## Exercise details:
Without altering anything, repeat each of the records.

A run of records
┌────────

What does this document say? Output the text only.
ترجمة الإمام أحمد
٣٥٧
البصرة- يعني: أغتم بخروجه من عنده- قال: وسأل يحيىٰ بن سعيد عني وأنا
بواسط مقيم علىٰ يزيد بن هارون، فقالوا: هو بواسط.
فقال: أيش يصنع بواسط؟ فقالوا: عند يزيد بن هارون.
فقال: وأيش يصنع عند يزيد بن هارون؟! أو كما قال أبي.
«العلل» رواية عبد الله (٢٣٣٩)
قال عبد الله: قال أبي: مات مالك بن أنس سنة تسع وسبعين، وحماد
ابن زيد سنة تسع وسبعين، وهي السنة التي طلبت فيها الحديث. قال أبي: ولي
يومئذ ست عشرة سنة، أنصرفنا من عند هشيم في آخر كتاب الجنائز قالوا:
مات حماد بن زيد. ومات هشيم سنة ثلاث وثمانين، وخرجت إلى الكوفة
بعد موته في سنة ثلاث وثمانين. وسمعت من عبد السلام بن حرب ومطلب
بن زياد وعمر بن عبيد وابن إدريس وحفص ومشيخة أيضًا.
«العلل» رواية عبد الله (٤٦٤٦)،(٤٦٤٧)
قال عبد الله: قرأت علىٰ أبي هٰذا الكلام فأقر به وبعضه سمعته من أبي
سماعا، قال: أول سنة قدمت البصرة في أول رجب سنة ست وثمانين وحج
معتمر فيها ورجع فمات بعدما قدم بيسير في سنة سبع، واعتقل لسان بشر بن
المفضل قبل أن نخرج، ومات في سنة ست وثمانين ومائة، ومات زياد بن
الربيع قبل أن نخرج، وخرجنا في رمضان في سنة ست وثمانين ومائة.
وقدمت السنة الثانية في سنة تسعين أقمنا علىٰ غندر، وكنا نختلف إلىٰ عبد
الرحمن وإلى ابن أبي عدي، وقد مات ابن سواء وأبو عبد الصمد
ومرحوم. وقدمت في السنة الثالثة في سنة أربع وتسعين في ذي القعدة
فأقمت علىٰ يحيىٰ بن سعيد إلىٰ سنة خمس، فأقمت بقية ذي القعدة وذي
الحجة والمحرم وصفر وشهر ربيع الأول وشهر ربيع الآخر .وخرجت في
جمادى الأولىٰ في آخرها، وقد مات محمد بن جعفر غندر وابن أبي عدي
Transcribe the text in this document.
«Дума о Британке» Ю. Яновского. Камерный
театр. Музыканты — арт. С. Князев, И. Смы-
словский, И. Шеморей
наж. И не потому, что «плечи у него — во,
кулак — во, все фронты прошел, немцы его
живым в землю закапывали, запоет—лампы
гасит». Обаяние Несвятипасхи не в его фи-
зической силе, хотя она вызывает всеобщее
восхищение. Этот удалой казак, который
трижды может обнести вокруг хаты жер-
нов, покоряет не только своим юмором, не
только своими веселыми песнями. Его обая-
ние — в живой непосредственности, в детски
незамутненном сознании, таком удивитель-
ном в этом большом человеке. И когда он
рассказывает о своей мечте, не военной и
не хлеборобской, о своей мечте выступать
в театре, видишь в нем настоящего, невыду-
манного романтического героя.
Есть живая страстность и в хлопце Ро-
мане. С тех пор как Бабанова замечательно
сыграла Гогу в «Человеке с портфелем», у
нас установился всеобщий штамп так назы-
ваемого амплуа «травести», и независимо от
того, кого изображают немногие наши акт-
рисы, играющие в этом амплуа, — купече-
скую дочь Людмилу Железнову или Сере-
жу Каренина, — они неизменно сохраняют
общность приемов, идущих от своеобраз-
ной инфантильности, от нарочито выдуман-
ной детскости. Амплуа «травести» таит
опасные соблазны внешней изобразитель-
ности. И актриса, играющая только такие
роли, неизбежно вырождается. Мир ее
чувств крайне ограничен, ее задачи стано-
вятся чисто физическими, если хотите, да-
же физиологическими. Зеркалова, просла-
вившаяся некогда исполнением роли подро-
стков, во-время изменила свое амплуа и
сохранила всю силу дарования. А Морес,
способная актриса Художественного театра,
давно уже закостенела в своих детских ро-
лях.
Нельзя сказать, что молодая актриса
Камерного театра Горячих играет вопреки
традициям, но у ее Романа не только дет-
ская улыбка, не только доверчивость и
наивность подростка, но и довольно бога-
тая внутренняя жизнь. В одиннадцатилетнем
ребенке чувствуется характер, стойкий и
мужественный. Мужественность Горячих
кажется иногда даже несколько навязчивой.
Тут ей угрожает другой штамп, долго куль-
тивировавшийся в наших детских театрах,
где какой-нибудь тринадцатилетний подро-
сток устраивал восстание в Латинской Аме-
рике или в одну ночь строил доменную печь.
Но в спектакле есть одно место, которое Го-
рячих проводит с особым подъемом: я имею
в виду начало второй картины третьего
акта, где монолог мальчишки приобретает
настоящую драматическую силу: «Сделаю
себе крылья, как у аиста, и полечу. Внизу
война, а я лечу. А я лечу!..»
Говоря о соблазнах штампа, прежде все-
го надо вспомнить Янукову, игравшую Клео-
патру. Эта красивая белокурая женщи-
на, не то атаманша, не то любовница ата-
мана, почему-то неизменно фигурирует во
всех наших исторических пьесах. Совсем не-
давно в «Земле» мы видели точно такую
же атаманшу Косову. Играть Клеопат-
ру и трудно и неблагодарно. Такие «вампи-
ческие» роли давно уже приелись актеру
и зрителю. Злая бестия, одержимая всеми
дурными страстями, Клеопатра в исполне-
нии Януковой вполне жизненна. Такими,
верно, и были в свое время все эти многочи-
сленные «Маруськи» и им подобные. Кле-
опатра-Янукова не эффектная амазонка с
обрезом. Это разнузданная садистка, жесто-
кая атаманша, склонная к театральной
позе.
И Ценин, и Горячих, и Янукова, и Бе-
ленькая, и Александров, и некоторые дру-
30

└────────

## Final result:
What does this document say? Output the text only.
ترجمة الإمام أحمد
٣٥٧
البصرة- يعني: أغتم بخروجه من عنده- قال: وسأل يحيىٰ بن سعيد عني وأنا
بواسط مقيم علىٰ يزيد بن هارون، فقالوا: هو بواسط.
فقال: أيش يصنع بواسط؟ فقالوا: عند يزيد بن هارون.
فقال: وأيش يصنع عند يزيد بن هارون؟! أو كما قال أبي.
«العلل» رواية عبد الله (٢٣٣٩)
قال عبد الله: قال أبي: مات مالك بن أنس سنة تسع وسبعين، وحماد
ابن زيد سنة تسع وسبعين، وهي السنة التي طلبت فيها الحديث. قال أبي: ولي
يومئذ ست عشرة سنة، أنصرفنا من عند هشيم في آخر كتاب الجنائز قالوا:
مات حماد بن زيد. ومات هشيم سنة ثلاث وثمانين، وخرجت إلى الكوفة
بعد موته في سنة ثلاث وثمانين. وسمعت من عبد السلام بن حرب ومطلب
بن زياد وعمر بن عبيد وابن إدريس وحفص ومشيخة أيضًا.
«العلل» رواية عبد الله (٤٦٤٦)،(٤٦٤٧)
قال عبد الله: قرأت علىٰ أبي هٰذا الكلام فأقر به وبعضه سمعته من أبي
سماعا، قال: أول سنة قدمت البصرة في أول رجب سنة ست وثمانين وحج
معتمر فيها ورجع فمات بعدما قدم بيسير في سنة سبع، واعتقل لسان بشر بن
المفضل قبل أن نخرج، ومات في سنة ست وثمانين ومائة، ومات زياد بن
الربيع قبل أن نخرج، وخرجنا في رمضان في سنة ست وثمانين ومائة.
وقدمت السنة الثانية في سنة تسعين أقمنا علىٰ غندر، وكنا نختلف إلىٰ عبد
الرحمن وإلى ابن أبي عدي، وقد مات ابن سواء وأبو عبد الصمد
ومرحوم. وقدمت في السنة الثالثة في سنة أربع وتسعين في ذي القعدة
فأقمت علىٰ يحيىٰ بن سعيد إلىٰ سنة خمس، فأقمت بقية ذي القعدة وذي
الحجة والمحرم وصفر وشهر ربيع الأول وشهر ربيع الآخر .وخرجت في
جمادى الأولىٰ في آخرها، وقد مات محمد بن جعفر غندر وابن أبي عدي
Transcribe the text in this document.
«Дума о Британке» Ю. Яновского. Камерный
театр. Музыканты — арт. С. Князев, И. Смы-
словский, И. Шеморей
наж. И не потому, что «плечи у него — во,
кулак — во, все фронты прошел, немцы его
живым в землю закапывали, запоет—лампы
гасит». Обаяние Несвятипасхи не в его фи-
зической силе, хотя она вызывает всеобщее
восхищение. Этот удалой казак, который
трижды может обнести вокруг хаты жер-
нов, покоряет не только своим юмором, не
только своими веселыми песнями. Его обая-
ние — в живой непосредственности, в детски
незамутненном сознании, таком удивитель-
ном в этом большом человеке. И когда он
рассказывает о своей мечте, не военной и
не хлеборобской, о своей мечте выступать
в театре, видишь в нем настоящего, невыду-
манного романтического героя.
Есть живая страстность и в хлопце Ро-
мане. С тех пор как Бабанова замечательно
сыграла Гогу в «Человеке с портфелем», у
нас установился всеобщий штамп так назы-
ваемого амплуа «травести», и независимо от
того, кого изображают немногие наши акт-
рисы, играющие в этом амплуа, — купече-
скую дочь Людмилу Железнову или Сере-
жу Каренина, — они неизменно сохраняют
общность приемов, идущих от своеобраз-
ной инфантильности, от нарочито выдуман-
ной детскости. Амплуа «травести» таит
опасные соблазны внешней изобразитель-
ности. И актриса, играющая только такие
роли, неизбежно вырождается. Мир ее
чувств крайне ограничен, ее задачи стано-
вятся чисто физическими, если хотите, да-
же физиологическими. Зеркалова, просла-
вившаяся некогда исполнением роли подро-
стков, во-время изменила свое амплуа и
сохранила всю силу дарования. А Морес,
способная актриса Художественного театра,
давно уже закостенела в своих детских ро-
лях.
Нельзя сказать, что молодая актриса
Камерного театра Горячих играет вопреки
традициям, но у ее Романа не только дет-
ская улыбка, не только доверчивость и
наивность подростка, но и довольно бога-
тая внутренняя жизнь. В одиннадцатилетнем
ребенке чувствуется характер, стойкий и
мужественный. Мужественность Горячих
кажется иногда даже несколько навязчивой.
Тут ей угрожает другой штамп, долго куль-
тивировавшийся в наших детских театрах,
где какой-нибудь тринадцатилетний подро-
сток устраивал восстание в Латинской Аме-
рике или в одну ночь строил доменную печь.
Но в спектакле есть одно место, которое Го-
рячих проводит с особым подъемом: я имею
в виду начало второй картины третьего
акта, где монолог мальчишки приобретает
настоящую драматическую силу: «Сделаю
себе крылья, как у аиста, и полечу. Внизу
война, а я лечу. А я лечу!..»
Говоря о соблазнах штампа, прежде все-
го надо вспомнить Янукову, игравшую Клео-
патру. Эта красивая белокурая женщи-
на, не то атаманша, не то любовница ата-
мана, почему-то неизменно фигурирует во
всех наших исторических пьесах. Совсем не-
давно в «Земле» мы видели точно такую
же атаманшу Косову. Играть Клеопат-
ру и трудно и неблагодарно. Такие «вампи-
ческие» роли давно уже приелись актеру
и зрителю. Злая бестия, одержимая всеми
дурными страстями, Клеопатра в исполне-
нии Януковой вполне жизненна. Такими,
верно, и были в свое время все эти многочи-
сленные «Маруськи» и им подобные. Кле-
опатра-Янукова не эффектная амазонка с
обрезом. Это разнузданная садистка, жесто-
кая атаманша, склонная к театральной
позе.
И Ценин, и Горячих, и Янукова, и Бе-
ленькая, и Александров, и некоторые дру-
30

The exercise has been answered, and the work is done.